### What is being asked
Look through the data below. Pick out the lines holding the string "亿人民币".

Start of Provided records

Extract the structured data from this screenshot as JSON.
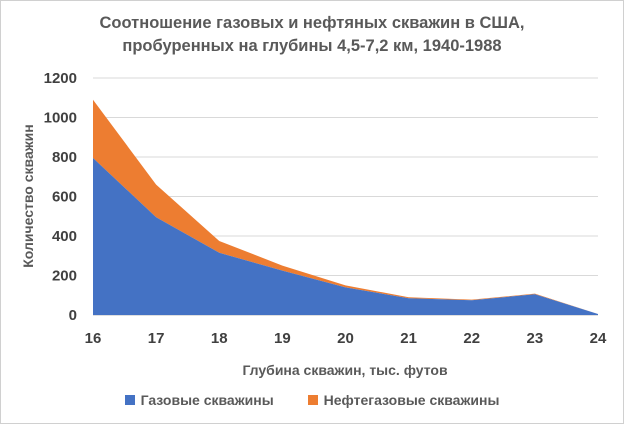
{
  "chart_data": {
    "type": "area",
    "stacked": true,
    "title": [
      "Соотношение  газовых и нефтяных скважин в США,",
      "пробуренных  на глубины 4,5-7,2 км, 1940-1988"
    ],
    "xlabel": "Глубина скважин, тыс. футов",
    "ylabel": "Количество скважин",
    "x": [
      16,
      17,
      18,
      19,
      20,
      21,
      22,
      23,
      24
    ],
    "xticks": [
      "16",
      "17",
      "18",
      "19",
      "20",
      "21",
      "22",
      "23",
      "24"
    ],
    "ylim": [
      0,
      1200
    ],
    "yticks": [
      "0",
      "200",
      "400",
      "600",
      "800",
      "1000",
      "1200"
    ],
    "grid": true,
    "legend_position": "bottom",
    "series": [
      {
        "name": "Газовые скважины",
        "color": "#4472c4",
        "values": [
          795,
          495,
          315,
          225,
          140,
          85,
          75,
          105,
          5
        ]
      },
      {
        "name": "Нефтегазовые скважины",
        "color": "#ed7d31",
        "values": [
          295,
          165,
          60,
          25,
          10,
          5,
          3,
          3,
          0
        ]
      }
    ]
  }
}
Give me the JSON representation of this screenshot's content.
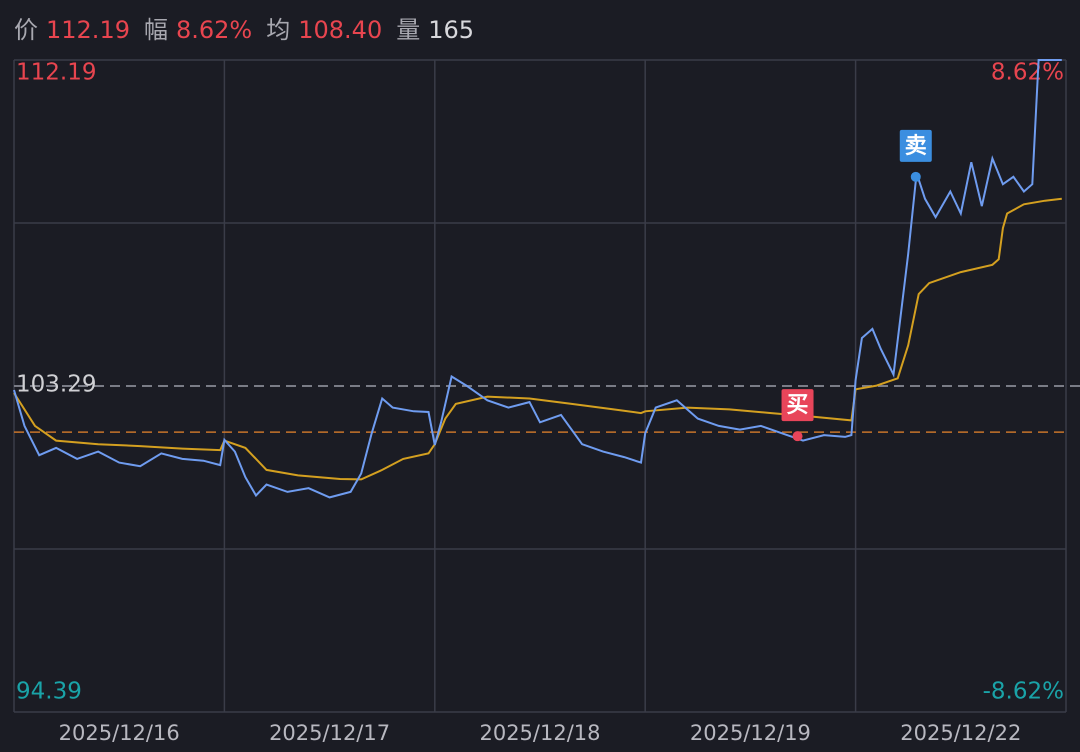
{
  "chart_data": {
    "type": "line",
    "header": [
      {
        "label": "价",
        "value": "112.19",
        "color": "#e8454f"
      },
      {
        "label": "幅",
        "value": "8.62%",
        "color": "#e8454f"
      },
      {
        "label": "均",
        "value": "108.40",
        "color": "#e8454f"
      },
      {
        "label": "量",
        "value": "165",
        "color": "#d8d8dc"
      }
    ],
    "categories": [
      "2025/12/16",
      "2025/12/17",
      "2025/12/18",
      "2025/12/19",
      "2025/12/22"
    ],
    "xlim": [
      0,
      5
    ],
    "ylim": [
      94.39,
      112.19
    ],
    "yticks": [
      94.39,
      103.29,
      112.19
    ],
    "ytick_colors": [
      "#1aa3a8",
      "#d0d0d4",
      "#e8454f"
    ],
    "y2lim": [
      -8.62,
      8.62
    ],
    "y2ticks": [
      {
        "value": -8.62,
        "label": "-8.62%"
      },
      {
        "value": 8.62,
        "label": "8.62%"
      }
    ],
    "y2tick_colors": [
      "#1aa3a8",
      "#e8454f"
    ],
    "reference_line": {
      "value": 102.03,
      "color": "#c8742a"
    },
    "series": [
      {
        "name": "价",
        "color": "#6f9cf0",
        "x": [
          0,
          0.05,
          0.12,
          0.2,
          0.3,
          0.4,
          0.5,
          0.6,
          0.7,
          0.8,
          0.9,
          0.98,
          1.0,
          1.05,
          1.1,
          1.15,
          1.2,
          1.3,
          1.4,
          1.5,
          1.6,
          1.65,
          1.7,
          1.75,
          1.8,
          1.9,
          1.97,
          2.0,
          2.03,
          2.08,
          2.15,
          2.25,
          2.35,
          2.45,
          2.5,
          2.6,
          2.7,
          2.8,
          2.9,
          2.98,
          3.0,
          3.05,
          3.15,
          3.25,
          3.35,
          3.45,
          3.55,
          3.65,
          3.75,
          3.85,
          3.95,
          3.98,
          4.0,
          4.03,
          4.08,
          4.12,
          4.18,
          4.25,
          4.29,
          4.33,
          4.38,
          4.45,
          4.5,
          4.55,
          4.6,
          4.65,
          4.7,
          4.75,
          4.8,
          4.84,
          4.87,
          4.98
        ],
        "values": [
          103.18,
          102.2,
          101.4,
          101.6,
          101.3,
          101.5,
          101.2,
          101.1,
          101.45,
          101.3,
          101.25,
          101.13,
          101.82,
          101.5,
          100.8,
          100.3,
          100.6,
          100.4,
          100.5,
          100.25,
          100.4,
          100.9,
          102.0,
          102.95,
          102.7,
          102.6,
          102.58,
          101.68,
          102.3,
          103.55,
          103.3,
          102.9,
          102.7,
          102.85,
          102.3,
          102.5,
          101.7,
          101.5,
          101.35,
          101.2,
          102.0,
          102.7,
          102.9,
          102.4,
          102.2,
          102.1,
          102.2,
          102.0,
          101.8,
          101.95,
          101.9,
          101.95,
          103.45,
          104.6,
          104.85,
          104.3,
          103.6,
          106.9,
          109.1,
          108.4,
          107.9,
          108.6,
          108.0,
          109.4,
          108.2,
          109.5,
          108.8,
          109.0,
          108.6,
          108.8,
          112.19,
          112.19
        ]
      },
      {
        "name": "均",
        "color": "#d4a020",
        "x": [
          0,
          0.1,
          0.2,
          0.4,
          0.6,
          0.8,
          0.98,
          1.0,
          1.1,
          1.2,
          1.35,
          1.55,
          1.65,
          1.75,
          1.85,
          1.97,
          2.0,
          2.05,
          2.1,
          2.25,
          2.45,
          2.65,
          2.85,
          2.98,
          3.0,
          3.2,
          3.4,
          3.6,
          3.8,
          3.98,
          4.0,
          4.1,
          4.2,
          4.25,
          4.3,
          4.35,
          4.5,
          4.65,
          4.68,
          4.7,
          4.72,
          4.8,
          4.9,
          4.98
        ],
        "values": [
          103.1,
          102.2,
          101.8,
          101.7,
          101.65,
          101.58,
          101.54,
          101.8,
          101.6,
          101.0,
          100.85,
          100.75,
          100.74,
          101.0,
          101.3,
          101.45,
          101.7,
          102.4,
          102.8,
          103.0,
          102.95,
          102.8,
          102.65,
          102.55,
          102.6,
          102.7,
          102.65,
          102.55,
          102.45,
          102.35,
          103.2,
          103.3,
          103.5,
          104.4,
          105.8,
          106.1,
          106.4,
          106.6,
          106.75,
          107.6,
          108.0,
          108.25,
          108.35,
          108.4
        ]
      }
    ],
    "markers": [
      {
        "label": "买",
        "x": 3.724,
        "value": 101.92,
        "color": "#e8455a"
      },
      {
        "label": "卖",
        "x": 4.286,
        "value": 109.0,
        "color": "#3b8ee0"
      }
    ]
  }
}
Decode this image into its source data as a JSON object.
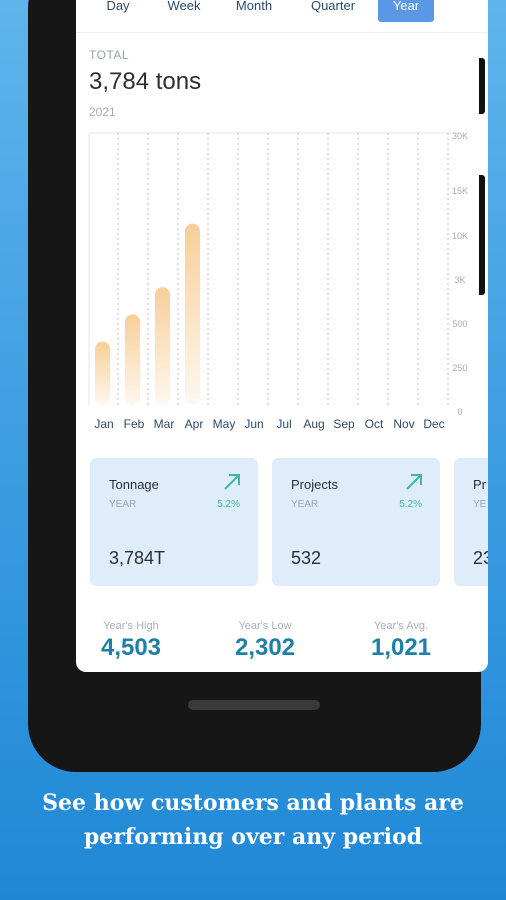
{
  "tabs": [
    "Day",
    "Week",
    "Month",
    "Quarter",
    "Year"
  ],
  "active_tab": "Year",
  "total": {
    "label": "TOTAL",
    "value": "3,784 tons",
    "year": "2021"
  },
  "chart_data": {
    "type": "bar",
    "categories": [
      "Jan",
      "Feb",
      "Mar",
      "Apr",
      "May",
      "Jun",
      "Jul",
      "Aug",
      "Sep",
      "Oct",
      "Nov",
      "Dec"
    ],
    "values": [
      7,
      10,
      13,
      20,
      0,
      0,
      0,
      0,
      0,
      0,
      0,
      0
    ],
    "y_tick_labels": [
      "30K",
      "15K",
      "10K",
      "3K",
      "500",
      "250",
      "0"
    ],
    "bar_color": "#f7cf98",
    "grid": true
  },
  "cards": [
    {
      "title": "Tonnage",
      "period": "YEAR",
      "pct": "5.2%",
      "value": "3,784T"
    },
    {
      "title": "Projects",
      "period": "YEAR",
      "pct": "5.2%",
      "value": "532"
    },
    {
      "title": "Pr",
      "period": "YE",
      "pct": "",
      "value": "23"
    }
  ],
  "summary": [
    {
      "label": "Year's High",
      "value": "4,503"
    },
    {
      "label": "Year's Low",
      "value": "2,302"
    },
    {
      "label": "Year's Avg.",
      "value": "1,021"
    }
  ],
  "caption": {
    "line1": "See how customers and plants are",
    "line2": "performing over any period"
  },
  "colors": {
    "accent": "#5a97e5",
    "value_blue": "#1e7fa8",
    "trend_green": "#3fb8a3",
    "card_bg": "#dfecfa"
  }
}
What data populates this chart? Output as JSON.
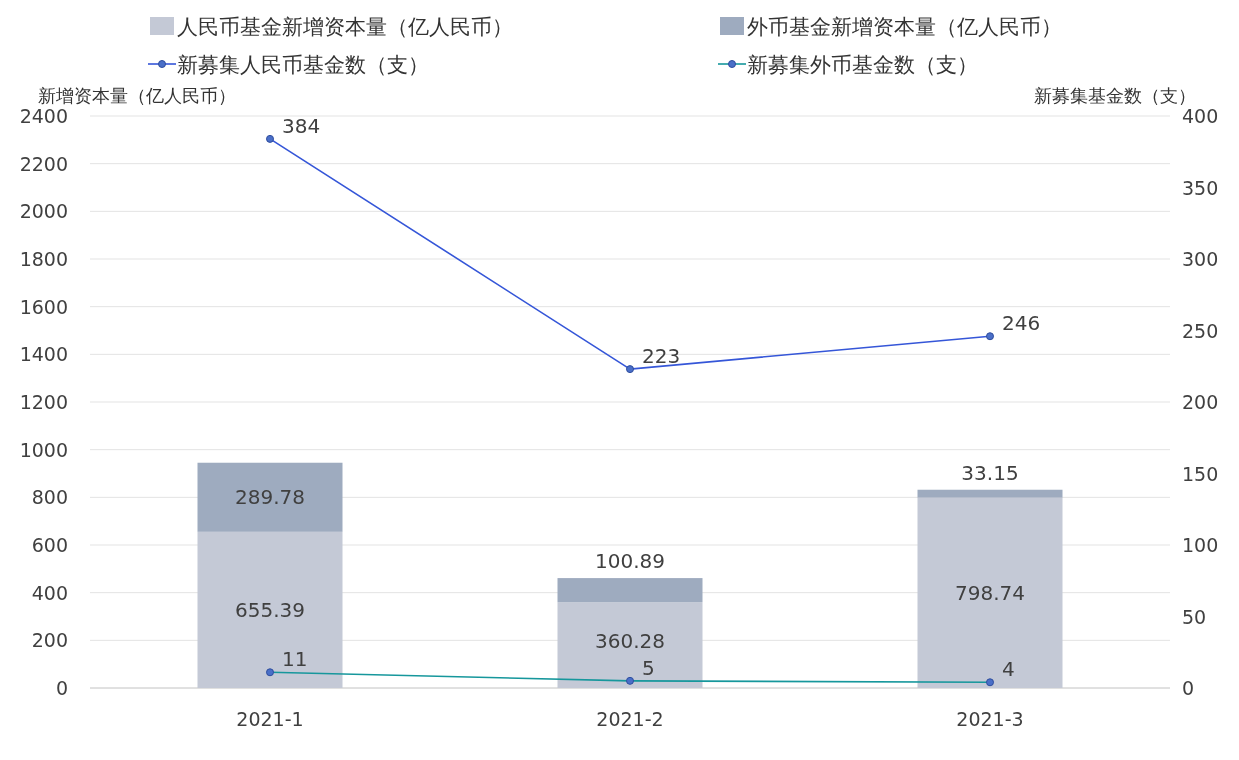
{
  "chart_data": {
    "type": "bar",
    "stacked": true,
    "xlabel": null,
    "ylabel": "新增资本量（亿人民币）",
    "y2label": "新募集基金数（支）",
    "categories": [
      "2021-1",
      "2021-2",
      "2021-3"
    ],
    "series": [
      {
        "name": "人民币基金新增资本量（亿人民币）",
        "color": "#c4c9d6",
        "values": [
          655.39,
          360.28,
          798.74
        ]
      },
      {
        "name": "外币基金新增资本量（亿人民币）",
        "color": "#9eabbf",
        "values": [
          289.78,
          100.89,
          33.15
        ]
      },
      {
        "name": "新募集人民币基金数（支）",
        "type": "line",
        "axis": "y2",
        "color": "#3556d8",
        "values": [
          384,
          223,
          246
        ]
      },
      {
        "name": "新募集外币基金数（支）",
        "type": "line",
        "axis": "y2",
        "color": "#16979c",
        "values": [
          11,
          5,
          4
        ]
      }
    ],
    "ylim": [
      0,
      2400
    ],
    "yticks": [
      0,
      200,
      400,
      600,
      800,
      1000,
      1200,
      1400,
      1600,
      1800,
      2000,
      2200,
      2400
    ],
    "y2lim": [
      0,
      400
    ],
    "y2ticks": [
      0,
      50,
      100,
      150,
      200,
      250,
      300,
      350,
      400
    ],
    "grid": "y",
    "legend": "top",
    "marker": "circle",
    "data_labels": true
  }
}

End of Provided records

### Exercise answer
    "ylabel": "新增资本量（亿人民币）",
        "name": "人民币基金新增资本量（亿人民币）",
        "name": "外币基金新增资本量（亿人民币）",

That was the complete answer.